- Data to process:
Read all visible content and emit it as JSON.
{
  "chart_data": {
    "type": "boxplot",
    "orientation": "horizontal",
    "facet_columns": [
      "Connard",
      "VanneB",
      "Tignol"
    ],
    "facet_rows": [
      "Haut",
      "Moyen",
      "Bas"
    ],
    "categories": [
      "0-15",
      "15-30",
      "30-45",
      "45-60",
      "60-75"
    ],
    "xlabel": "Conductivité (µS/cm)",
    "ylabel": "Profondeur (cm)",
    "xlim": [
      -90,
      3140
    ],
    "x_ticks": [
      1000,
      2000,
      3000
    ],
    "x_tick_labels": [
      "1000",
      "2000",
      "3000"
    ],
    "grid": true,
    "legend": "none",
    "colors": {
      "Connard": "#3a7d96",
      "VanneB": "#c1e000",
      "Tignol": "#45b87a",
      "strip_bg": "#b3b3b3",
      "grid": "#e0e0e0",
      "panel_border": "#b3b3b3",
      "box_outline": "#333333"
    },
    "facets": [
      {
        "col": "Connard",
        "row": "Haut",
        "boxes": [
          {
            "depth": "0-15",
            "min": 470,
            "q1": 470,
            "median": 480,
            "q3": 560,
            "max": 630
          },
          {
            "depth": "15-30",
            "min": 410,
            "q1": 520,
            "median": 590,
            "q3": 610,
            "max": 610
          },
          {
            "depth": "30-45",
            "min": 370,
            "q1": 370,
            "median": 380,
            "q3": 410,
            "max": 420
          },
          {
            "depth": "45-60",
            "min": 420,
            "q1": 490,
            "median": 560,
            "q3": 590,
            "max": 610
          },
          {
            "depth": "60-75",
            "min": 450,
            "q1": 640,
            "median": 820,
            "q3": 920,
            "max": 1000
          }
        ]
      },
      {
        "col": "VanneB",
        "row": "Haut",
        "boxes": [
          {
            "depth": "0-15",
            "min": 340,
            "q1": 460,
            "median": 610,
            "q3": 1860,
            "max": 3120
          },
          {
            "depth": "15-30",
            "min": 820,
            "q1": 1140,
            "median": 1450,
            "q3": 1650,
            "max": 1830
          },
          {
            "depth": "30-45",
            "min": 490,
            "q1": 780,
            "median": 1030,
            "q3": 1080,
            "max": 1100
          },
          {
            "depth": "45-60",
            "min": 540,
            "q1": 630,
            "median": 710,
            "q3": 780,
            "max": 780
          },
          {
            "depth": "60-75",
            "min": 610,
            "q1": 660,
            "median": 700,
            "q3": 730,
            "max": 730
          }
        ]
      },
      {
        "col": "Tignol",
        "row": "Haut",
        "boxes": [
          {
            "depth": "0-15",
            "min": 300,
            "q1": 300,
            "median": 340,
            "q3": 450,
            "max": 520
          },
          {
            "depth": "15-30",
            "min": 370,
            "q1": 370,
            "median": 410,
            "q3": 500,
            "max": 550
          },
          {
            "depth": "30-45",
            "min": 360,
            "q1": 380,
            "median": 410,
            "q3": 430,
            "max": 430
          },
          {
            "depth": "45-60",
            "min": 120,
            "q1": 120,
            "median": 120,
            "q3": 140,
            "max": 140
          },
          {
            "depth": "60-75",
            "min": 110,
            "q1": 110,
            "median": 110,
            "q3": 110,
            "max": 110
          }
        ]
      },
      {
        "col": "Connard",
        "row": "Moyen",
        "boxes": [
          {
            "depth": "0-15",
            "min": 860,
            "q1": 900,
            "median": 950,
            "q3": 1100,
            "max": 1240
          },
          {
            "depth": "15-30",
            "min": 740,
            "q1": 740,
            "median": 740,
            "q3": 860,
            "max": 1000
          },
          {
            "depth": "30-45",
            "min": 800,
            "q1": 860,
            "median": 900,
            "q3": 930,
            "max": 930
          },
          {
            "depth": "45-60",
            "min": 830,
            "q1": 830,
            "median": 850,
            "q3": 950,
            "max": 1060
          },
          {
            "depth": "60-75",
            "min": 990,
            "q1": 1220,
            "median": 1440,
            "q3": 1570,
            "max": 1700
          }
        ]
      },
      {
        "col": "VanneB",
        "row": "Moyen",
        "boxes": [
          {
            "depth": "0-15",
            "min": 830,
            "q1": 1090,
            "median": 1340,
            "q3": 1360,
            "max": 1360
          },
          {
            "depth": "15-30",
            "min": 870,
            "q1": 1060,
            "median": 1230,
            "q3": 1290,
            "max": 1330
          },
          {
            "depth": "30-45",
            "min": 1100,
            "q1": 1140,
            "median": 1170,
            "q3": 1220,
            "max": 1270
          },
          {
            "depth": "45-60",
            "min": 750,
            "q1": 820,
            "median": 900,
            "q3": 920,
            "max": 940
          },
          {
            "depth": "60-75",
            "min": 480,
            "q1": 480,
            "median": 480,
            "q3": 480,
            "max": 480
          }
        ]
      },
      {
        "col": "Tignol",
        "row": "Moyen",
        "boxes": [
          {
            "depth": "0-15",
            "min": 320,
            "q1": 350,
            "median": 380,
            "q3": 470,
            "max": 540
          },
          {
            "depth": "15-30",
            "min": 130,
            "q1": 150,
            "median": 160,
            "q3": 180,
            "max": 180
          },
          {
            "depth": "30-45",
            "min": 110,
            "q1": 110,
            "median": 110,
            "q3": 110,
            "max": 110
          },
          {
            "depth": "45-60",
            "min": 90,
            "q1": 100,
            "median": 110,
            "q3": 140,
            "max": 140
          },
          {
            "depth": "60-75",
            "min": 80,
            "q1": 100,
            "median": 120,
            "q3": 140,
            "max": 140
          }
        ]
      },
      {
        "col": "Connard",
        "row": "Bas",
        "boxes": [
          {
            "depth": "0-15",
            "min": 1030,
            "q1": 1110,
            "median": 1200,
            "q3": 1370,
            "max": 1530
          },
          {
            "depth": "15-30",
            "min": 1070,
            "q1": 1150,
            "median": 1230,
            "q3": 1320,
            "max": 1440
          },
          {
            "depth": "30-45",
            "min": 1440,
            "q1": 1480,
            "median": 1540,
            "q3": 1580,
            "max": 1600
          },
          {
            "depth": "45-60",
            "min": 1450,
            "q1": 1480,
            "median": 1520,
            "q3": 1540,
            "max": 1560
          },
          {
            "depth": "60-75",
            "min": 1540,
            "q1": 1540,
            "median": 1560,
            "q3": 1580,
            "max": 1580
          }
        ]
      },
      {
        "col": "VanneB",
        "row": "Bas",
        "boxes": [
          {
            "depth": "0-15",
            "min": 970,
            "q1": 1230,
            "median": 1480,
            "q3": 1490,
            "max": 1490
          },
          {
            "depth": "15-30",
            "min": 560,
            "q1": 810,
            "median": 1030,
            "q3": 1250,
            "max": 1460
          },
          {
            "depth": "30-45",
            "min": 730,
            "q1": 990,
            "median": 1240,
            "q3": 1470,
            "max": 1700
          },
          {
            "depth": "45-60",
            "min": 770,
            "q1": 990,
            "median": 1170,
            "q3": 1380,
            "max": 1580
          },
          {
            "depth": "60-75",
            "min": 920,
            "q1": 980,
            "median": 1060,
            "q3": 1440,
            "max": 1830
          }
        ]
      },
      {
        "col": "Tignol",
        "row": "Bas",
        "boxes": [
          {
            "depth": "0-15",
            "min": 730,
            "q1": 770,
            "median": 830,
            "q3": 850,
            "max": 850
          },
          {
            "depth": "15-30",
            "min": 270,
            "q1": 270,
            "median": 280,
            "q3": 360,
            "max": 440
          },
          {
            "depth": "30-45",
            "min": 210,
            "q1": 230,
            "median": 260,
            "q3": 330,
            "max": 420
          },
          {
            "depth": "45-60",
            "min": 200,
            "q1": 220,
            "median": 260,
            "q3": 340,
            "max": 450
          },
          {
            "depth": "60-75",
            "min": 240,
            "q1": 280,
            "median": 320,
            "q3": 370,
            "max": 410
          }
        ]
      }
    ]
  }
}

- What is being asked:
Reproduce each entry exactly, leaving out nothing.

- Solution to the problem:
Read all visible content and emit it as JSON.
{
  "chart_data": {
    "type": "boxplot",
    "orientation": "horizontal",
    "facet_columns": [
      "Connard",
      "VanneB",
      "Tignol"
    ],
    "facet_rows": [
      "Haut",
      "Moyen",
      "Bas"
    ],
    "categories": [
      "0-15",
      "15-30",
      "30-45",
      "45-60",
      "60-75"
    ],
    "xlabel": "Conductivité (µS/cm)",
    "ylabel": "Profondeur (cm)",
    "xlim": [
      -90,
      3140
    ],
    "x_ticks": [
      1000,
      2000,
      3000
    ],
    "x_tick_labels": [
      "1000",
      "2000",
      "3000"
    ],
    "grid": true,
    "legend": "none",
    "colors": {
      "Connard": "#3a7d96",
      "VanneB": "#c1e000",
      "Tignol": "#45b87a",
      "strip_bg": "#b3b3b3",
      "grid": "#e0e0e0",
      "panel_border": "#b3b3b3",
      "box_outline": "#333333"
    },
    "facets": [
      {
        "col": "Connard",
        "row": "Haut",
        "boxes": [
          {
            "depth": "0-15",
            "min": 470,
            "q1": 470,
            "median": 480,
            "q3": 560,
            "max": 630
          },
          {
            "depth": "15-30",
            "min": 410,
            "q1": 520,
            "median": 590,
            "q3": 610,
            "max": 610
          },
          {
            "depth": "30-45",
            "min": 370,
            "q1": 370,
            "median": 380,
            "q3": 410,
            "max": 420
          },
          {
            "depth": "45-60",
            "min": 420,
            "q1": 490,
            "median": 560,
            "q3": 590,
            "max": 610
          },
          {
            "depth": "60-75",
            "min": 450,
            "q1": 640,
            "median": 820,
            "q3": 920,
            "max": 1000
          }
        ]
      },
      {
        "col": "VanneB",
        "row": "Haut",
        "boxes": [
          {
            "depth": "0-15",
            "min": 340,
            "q1": 460,
            "median": 610,
            "q3": 1860,
            "max": 3120
          },
          {
            "depth": "15-30",
            "min": 820,
            "q1": 1140,
            "median": 1450,
            "q3": 1650,
            "max": 1830
          },
          {
            "depth": "30-45",
            "min": 490,
            "q1": 780,
            "median": 1030,
            "q3": 1080,
            "max": 1100
          },
          {
            "depth": "45-60",
            "min": 540,
            "q1": 630,
            "median": 710,
            "q3": 780,
            "max": 780
          },
          {
            "depth": "60-75",
            "min": 610,
            "q1": 660,
            "median": 700,
            "q3": 730,
            "max": 730
          }
        ]
      },
      {
        "col": "Tignol",
        "row": "Haut",
        "boxes": [
          {
            "depth": "0-15",
            "min": 300,
            "q1": 300,
            "median": 340,
            "q3": 450,
            "max": 520
          },
          {
            "depth": "15-30",
            "min": 370,
            "q1": 370,
            "median": 410,
            "q3": 500,
            "max": 550
          },
          {
            "depth": "30-45",
            "min": 360,
            "q1": 380,
            "median": 410,
            "q3": 430,
            "max": 430
          },
          {
            "depth": "45-60",
            "min": 120,
            "q1": 120,
            "median": 120,
            "q3": 140,
            "max": 140
          },
          {
            "depth": "60-75",
            "min": 110,
            "q1": 110,
            "median": 110,
            "q3": 110,
            "max": 110
          }
        ]
      },
      {
        "col": "Connard",
        "row": "Moyen",
        "boxes": [
          {
            "depth": "0-15",
            "min": 860,
            "q1": 900,
            "median": 950,
            "q3": 1100,
            "max": 1240
          },
          {
            "depth": "15-30",
            "min": 740,
            "q1": 740,
            "median": 740,
            "q3": 860,
            "max": 1000
          },
          {
            "depth": "30-45",
            "min": 800,
            "q1": 860,
            "median": 900,
            "q3": 930,
            "max": 930
          },
          {
            "depth": "45-60",
            "min": 830,
            "q1": 830,
            "median": 850,
            "q3": 950,
            "max": 1060
          },
          {
            "depth": "60-75",
            "min": 990,
            "q1": 1220,
            "median": 1440,
            "q3": 1570,
            "max": 1700
          }
        ]
      },
      {
        "col": "VanneB",
        "row": "Moyen",
        "boxes": [
          {
            "depth": "0-15",
            "min": 830,
            "q1": 1090,
            "median": 1340,
            "q3": 1360,
            "max": 1360
          },
          {
            "depth": "15-30",
            "min": 870,
            "q1": 1060,
            "median": 1230,
            "q3": 1290,
            "max": 1330
          },
          {
            "depth": "30-45",
            "min": 1100,
            "q1": 1140,
            "median": 1170,
            "q3": 1220,
            "max": 1270
          },
          {
            "depth": "45-60",
            "min": 750,
            "q1": 820,
            "median": 900,
            "q3": 920,
            "max": 940
          },
          {
            "depth": "60-75",
            "min": 480,
            "q1": 480,
            "median": 480,
            "q3": 480,
            "max": 480
          }
        ]
      },
      {
        "col": "Tignol",
        "row": "Moyen",
        "boxes": [
          {
            "depth": "0-15",
            "min": 320,
            "q1": 350,
            "median": 380,
            "q3": 470,
            "max": 540
          },
          {
            "depth": "15-30",
            "min": 130,
            "q1": 150,
            "median": 160,
            "q3": 180,
            "max": 180
          },
          {
            "depth": "30-45",
            "min": 110,
            "q1": 110,
            "median": 110,
            "q3": 110,
            "max": 110
          },
          {
            "depth": "45-60",
            "min": 90,
            "q1": 100,
            "median": 110,
            "q3": 140,
            "max": 140
          },
          {
            "depth": "60-75",
            "min": 80,
            "q1": 100,
            "median": 120,
            "q3": 140,
            "max": 140
          }
        ]
      },
      {
        "col": "Connard",
        "row": "Bas",
        "boxes": [
          {
            "depth": "0-15",
            "min": 1030,
            "q1": 1110,
            "median": 1200,
            "q3": 1370,
            "max": 1530
          },
          {
            "depth": "15-30",
            "min": 1070,
            "q1": 1150,
            "median": 1230,
            "q3": 1320,
            "max": 1440
          },
          {
            "depth": "30-45",
            "min": 1440,
            "q1": 1480,
            "median": 1540,
            "q3": 1580,
            "max": 1600
          },
          {
            "depth": "45-60",
            "min": 1450,
            "q1": 1480,
            "median": 1520,
            "q3": 1540,
            "max": 1560
          },
          {
            "depth": "60-75",
            "min": 1540,
            "q1": 1540,
            "median": 1560,
            "q3": 1580,
            "max": 1580
          }
        ]
      },
      {
        "col": "VanneB",
        "row": "Bas",
        "boxes": [
          {
            "depth": "0-15",
            "min": 970,
            "q1": 1230,
            "median": 1480,
            "q3": 1490,
            "max": 1490
          },
          {
            "depth": "15-30",
            "min": 560,
            "q1": 810,
            "median": 1030,
            "q3": 1250,
            "max": 1460
          },
          {
            "depth": "30-45",
            "min": 730,
            "q1": 990,
            "median": 1240,
            "q3": 1470,
            "max": 1700
          },
          {
            "depth": "45-60",
            "min": 770,
            "q1": 990,
            "median": 1170,
            "q3": 1380,
            "max": 1580
          },
          {
            "depth": "60-75",
            "min": 920,
            "q1": 980,
            "median": 1060,
            "q3": 1440,
            "max": 1830
          }
        ]
      },
      {
        "col": "Tignol",
        "row": "Bas",
        "boxes": [
          {
            "depth": "0-15",
            "min": 730,
            "q1": 770,
            "median": 830,
            "q3": 850,
            "max": 850
          },
          {
            "depth": "15-30",
            "min": 270,
            "q1": 270,
            "median": 280,
            "q3": 360,
            "max": 440
          },
          {
            "depth": "30-45",
            "min": 210,
            "q1": 230,
            "median": 260,
            "q3": 330,
            "max": 420
          },
          {
            "depth": "45-60",
            "min": 200,
            "q1": 220,
            "median": 260,
            "q3": 340,
            "max": 450
          },
          {
            "depth": "60-75",
            "min": 240,
            "q1": 280,
            "median": 320,
            "q3": 370,
            "max": 410
          }
        ]
      }
    ]
  }
}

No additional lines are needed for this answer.